> _What the exercise asks_:
Return each of the rows below word for word, leaving out the pictures.

-=-=-

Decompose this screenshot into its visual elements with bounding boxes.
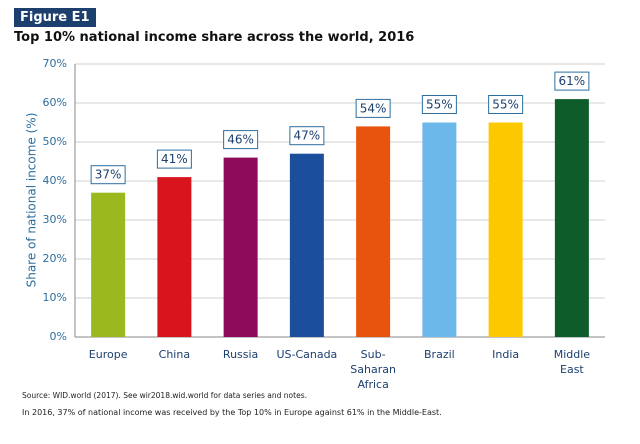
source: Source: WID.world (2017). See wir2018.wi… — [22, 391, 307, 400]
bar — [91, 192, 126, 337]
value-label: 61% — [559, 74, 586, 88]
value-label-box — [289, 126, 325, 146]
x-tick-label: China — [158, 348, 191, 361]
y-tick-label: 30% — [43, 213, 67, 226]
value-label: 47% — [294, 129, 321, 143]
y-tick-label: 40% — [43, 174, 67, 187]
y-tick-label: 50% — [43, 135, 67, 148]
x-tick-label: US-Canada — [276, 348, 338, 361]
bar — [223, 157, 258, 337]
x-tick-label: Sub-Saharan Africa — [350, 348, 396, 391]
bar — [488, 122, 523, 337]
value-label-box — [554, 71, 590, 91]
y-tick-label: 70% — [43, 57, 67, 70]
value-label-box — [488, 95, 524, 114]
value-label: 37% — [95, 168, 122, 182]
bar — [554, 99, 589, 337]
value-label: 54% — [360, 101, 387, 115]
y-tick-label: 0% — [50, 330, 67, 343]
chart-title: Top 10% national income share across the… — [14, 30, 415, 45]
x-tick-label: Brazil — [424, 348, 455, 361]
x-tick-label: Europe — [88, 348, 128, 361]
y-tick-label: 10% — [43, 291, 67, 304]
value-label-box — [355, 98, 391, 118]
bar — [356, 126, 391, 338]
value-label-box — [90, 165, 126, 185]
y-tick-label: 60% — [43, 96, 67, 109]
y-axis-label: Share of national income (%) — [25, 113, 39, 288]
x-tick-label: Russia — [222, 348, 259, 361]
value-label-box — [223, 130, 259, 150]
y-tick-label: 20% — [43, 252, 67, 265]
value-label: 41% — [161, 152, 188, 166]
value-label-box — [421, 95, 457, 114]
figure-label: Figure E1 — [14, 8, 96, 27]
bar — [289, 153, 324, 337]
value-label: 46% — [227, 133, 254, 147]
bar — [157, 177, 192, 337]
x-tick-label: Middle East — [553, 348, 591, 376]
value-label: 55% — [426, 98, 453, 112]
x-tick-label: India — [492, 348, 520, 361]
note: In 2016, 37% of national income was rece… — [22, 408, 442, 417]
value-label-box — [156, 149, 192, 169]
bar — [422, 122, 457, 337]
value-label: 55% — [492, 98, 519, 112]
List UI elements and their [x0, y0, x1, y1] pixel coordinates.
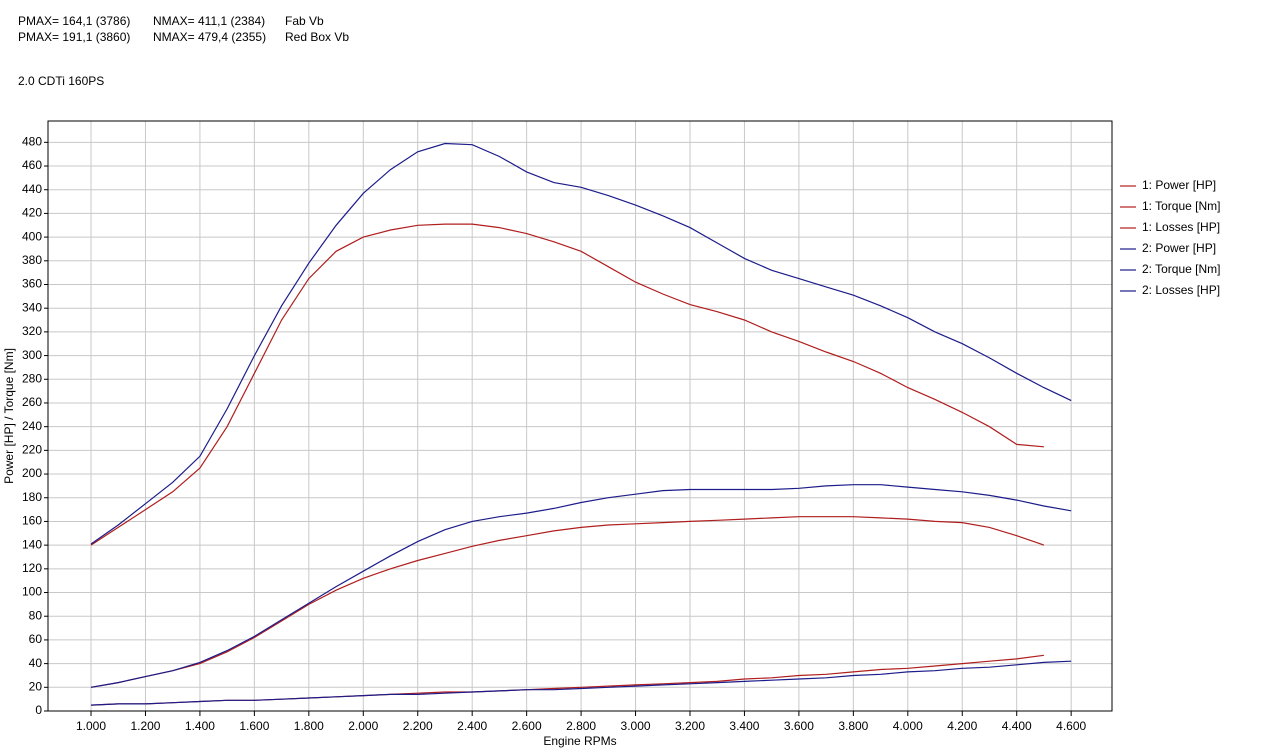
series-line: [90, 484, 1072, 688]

-=-=-

> _Task result_:
Decompose this screenshot into its visual elements with bounding boxes.
source: Source: WID.world (2017). See wir2018.wi… — [22, 391, 307, 400]
bar — [91, 192, 126, 337]
value-label: 61% — [559, 74, 586, 88]
value-label-box — [289, 126, 325, 146]
x-tick-label: China — [158, 348, 191, 361]
y-tick-label: 30% — [43, 213, 67, 226]
value-label: 47% — [294, 129, 321, 143]
y-tick-label: 40% — [43, 174, 67, 187]
y-tick-label: 50% — [43, 135, 67, 148]
x-tick-label: US-Canada — [276, 348, 338, 361]
bar — [223, 157, 258, 337]
x-tick-label: Sub-Saharan Africa — [350, 348, 396, 391]
bar — [488, 122, 523, 337]
value-label-box — [554, 71, 590, 91]
y-tick-label: 70% — [43, 57, 67, 70]
value-label-box — [488, 95, 524, 114]
value-label: 37% — [95, 168, 122, 182]
bar — [554, 99, 589, 337]
value-label: 54% — [360, 101, 387, 115]
y-tick-label: 0% — [50, 330, 67, 343]
chart-title: Top 10% national income share across the… — [14, 30, 415, 45]
x-tick-label: Brazil — [424, 348, 455, 361]
x-tick-label: Europe — [88, 348, 128, 361]
y-tick-label: 10% — [43, 291, 67, 304]
value-label-box — [355, 98, 391, 118]
bar — [356, 126, 391, 338]
value-label-box — [90, 165, 126, 185]
y-tick-label: 60% — [43, 96, 67, 109]
y-axis-label: Share of national income (%) — [25, 113, 39, 288]
x-tick-label: Russia — [222, 348, 259, 361]
value-label-box — [223, 130, 259, 150]
y-tick-label: 20% — [43, 252, 67, 265]
value-label: 41% — [161, 152, 188, 166]
value-label-box — [421, 95, 457, 114]
figure-label: Figure E1 — [14, 8, 96, 27]
bar — [289, 153, 324, 337]
value-label: 46% — [227, 133, 254, 147]
bar — [157, 177, 192, 337]
x-tick-label: Middle East — [553, 348, 591, 376]
value-label: 55% — [426, 98, 453, 112]
x-tick-label: India — [492, 348, 520, 361]
note: In 2016, 37% of national income was rece… — [22, 408, 442, 417]
value-label-box — [156, 149, 192, 169]
bar — [422, 122, 457, 337]
value-label: 55% — [492, 98, 519, 112]
List UI elements and their [x0, y0, x1, y1] pixel coordinates.
series-line: [90, 484, 1072, 688]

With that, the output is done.